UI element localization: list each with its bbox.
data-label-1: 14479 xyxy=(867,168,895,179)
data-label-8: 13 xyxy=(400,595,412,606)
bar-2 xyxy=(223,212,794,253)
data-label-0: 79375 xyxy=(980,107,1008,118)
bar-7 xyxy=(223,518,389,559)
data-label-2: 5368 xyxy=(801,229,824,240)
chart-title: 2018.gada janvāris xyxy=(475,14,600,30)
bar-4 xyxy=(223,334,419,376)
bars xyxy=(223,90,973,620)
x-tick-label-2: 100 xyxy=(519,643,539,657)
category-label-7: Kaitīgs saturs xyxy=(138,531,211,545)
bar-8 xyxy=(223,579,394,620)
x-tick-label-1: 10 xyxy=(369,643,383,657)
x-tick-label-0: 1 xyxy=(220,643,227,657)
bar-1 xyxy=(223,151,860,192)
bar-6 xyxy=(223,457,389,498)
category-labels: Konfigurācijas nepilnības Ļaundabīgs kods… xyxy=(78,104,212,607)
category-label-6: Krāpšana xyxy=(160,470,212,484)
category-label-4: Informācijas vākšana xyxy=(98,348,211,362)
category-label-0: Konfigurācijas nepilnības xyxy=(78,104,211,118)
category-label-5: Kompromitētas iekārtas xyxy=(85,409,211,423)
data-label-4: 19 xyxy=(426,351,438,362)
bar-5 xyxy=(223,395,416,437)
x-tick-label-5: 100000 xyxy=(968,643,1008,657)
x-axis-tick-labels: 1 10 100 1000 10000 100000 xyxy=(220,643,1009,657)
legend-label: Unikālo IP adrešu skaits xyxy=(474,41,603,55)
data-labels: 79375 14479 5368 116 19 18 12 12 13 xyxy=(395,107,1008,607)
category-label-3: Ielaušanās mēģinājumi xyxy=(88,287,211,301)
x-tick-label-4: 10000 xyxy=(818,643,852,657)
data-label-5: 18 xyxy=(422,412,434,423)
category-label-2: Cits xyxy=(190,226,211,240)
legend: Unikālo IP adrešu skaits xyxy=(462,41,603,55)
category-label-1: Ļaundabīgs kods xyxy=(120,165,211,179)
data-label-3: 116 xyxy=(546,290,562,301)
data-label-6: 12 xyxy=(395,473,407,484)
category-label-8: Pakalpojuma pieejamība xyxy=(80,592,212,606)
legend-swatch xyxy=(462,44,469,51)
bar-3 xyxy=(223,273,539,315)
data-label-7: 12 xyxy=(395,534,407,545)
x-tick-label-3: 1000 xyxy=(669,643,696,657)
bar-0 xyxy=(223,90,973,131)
..........
= REQUIREMENT =
Can you write out all the records above again, swapping "Unikālo IP adrešu skaits" for "Unique IP address count" and leaving everything else untouched?

= SOLUTION =
UI element localization: list each with its bbox.
data-label-1: 14479 xyxy=(867,168,895,179)
data-label-8: 13 xyxy=(400,595,412,606)
bar-2 xyxy=(223,212,794,253)
data-label-0: 79375 xyxy=(980,107,1008,118)
bar-7 xyxy=(223,518,389,559)
data-label-2: 5368 xyxy=(801,229,824,240)
chart-title: 2018.gada janvāris xyxy=(475,14,600,30)
bar-4 xyxy=(223,334,419,376)
bars xyxy=(223,90,973,620)
x-tick-label-2: 100 xyxy=(519,643,539,657)
category-label-7: Kaitīgs saturs xyxy=(138,531,211,545)
bar-8 xyxy=(223,579,394,620)
x-tick-label-1: 10 xyxy=(369,643,383,657)
x-tick-label-0: 1 xyxy=(220,643,227,657)
bar-1 xyxy=(223,151,860,192)
bar-6 xyxy=(223,457,389,498)
category-labels: Konfigurācijas nepilnības Ļaundabīgs kods… xyxy=(78,104,212,607)
category-label-6: Krāpšana xyxy=(160,470,212,484)
category-label-4: Informācijas vākšana xyxy=(98,348,211,362)
category-label-0: Konfigurācijas nepilnības xyxy=(78,104,211,118)
category-label-5: Kompromitētas iekārtas xyxy=(85,409,211,423)
data-label-4: 19 xyxy=(426,351,438,362)
bar-5 xyxy=(223,395,416,437)
x-tick-label-5: 100000 xyxy=(968,643,1008,657)
x-axis-tick-labels: 1 10 100 1000 10000 100000 xyxy=(220,643,1009,657)
legend-label: Unique IP address count xyxy=(474,41,603,55)
data-labels: 79375 14479 5368 116 19 18 12 12 13 xyxy=(395,107,1008,607)
category-label-3: Ielaušanās mēģinājumi xyxy=(88,287,211,301)
x-tick-label-4: 10000 xyxy=(818,643,852,657)
data-label-5: 18 xyxy=(422,412,434,423)
category-label-2: Cits xyxy=(190,226,211,240)
legend: Unique IP address count xyxy=(462,41,603,55)
category-label-1: Ļaundabīgs kods xyxy=(120,165,211,179)
data-label-3: 116 xyxy=(546,290,562,301)
data-label-6: 12 xyxy=(395,473,407,484)
category-label-8: Pakalpojuma pieejamība xyxy=(80,592,212,606)
legend-swatch xyxy=(462,44,469,51)
bar-3 xyxy=(223,273,539,315)
data-label-7: 12 xyxy=(395,534,407,545)
x-tick-label-3: 1000 xyxy=(669,643,696,657)
bar-0 xyxy=(223,90,973,131)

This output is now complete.